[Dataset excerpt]
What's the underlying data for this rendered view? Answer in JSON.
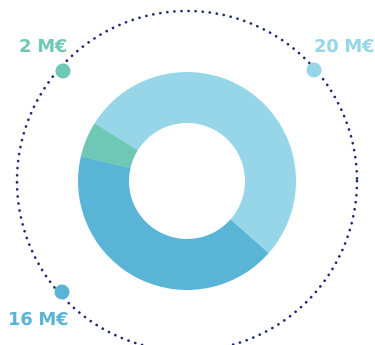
{
  "chart_data": {
    "type": "pie",
    "style": "donut",
    "slices": [
      {
        "label": "20 M€",
        "value": 20,
        "color": "#97d6e8"
      },
      {
        "label": "16 M€",
        "value": 16,
        "color": "#5ab4d6"
      },
      {
        "label": "2 M€",
        "value": 2,
        "color": "#6ec8b5"
      }
    ],
    "units": "M€",
    "outer_ring": "dotted",
    "ring_color": "#1e2a78"
  }
}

▶ _REQUIRED TASK_:
Write out the listing above exactly as it stands, pictures excluded.

▶ _THE SOLUTION_:
What's the underlying data for this rendered view? Answer in JSON.
{
  "chart_data": {
    "type": "pie",
    "style": "donut",
    "slices": [
      {
        "label": "20 M€",
        "value": 20,
        "color": "#97d6e8"
      },
      {
        "label": "16 M€",
        "value": 16,
        "color": "#5ab4d6"
      },
      {
        "label": "2 M€",
        "value": 2,
        "color": "#6ec8b5"
      }
    ],
    "units": "M€",
    "outer_ring": "dotted",
    "ring_color": "#1e2a78"
  }
}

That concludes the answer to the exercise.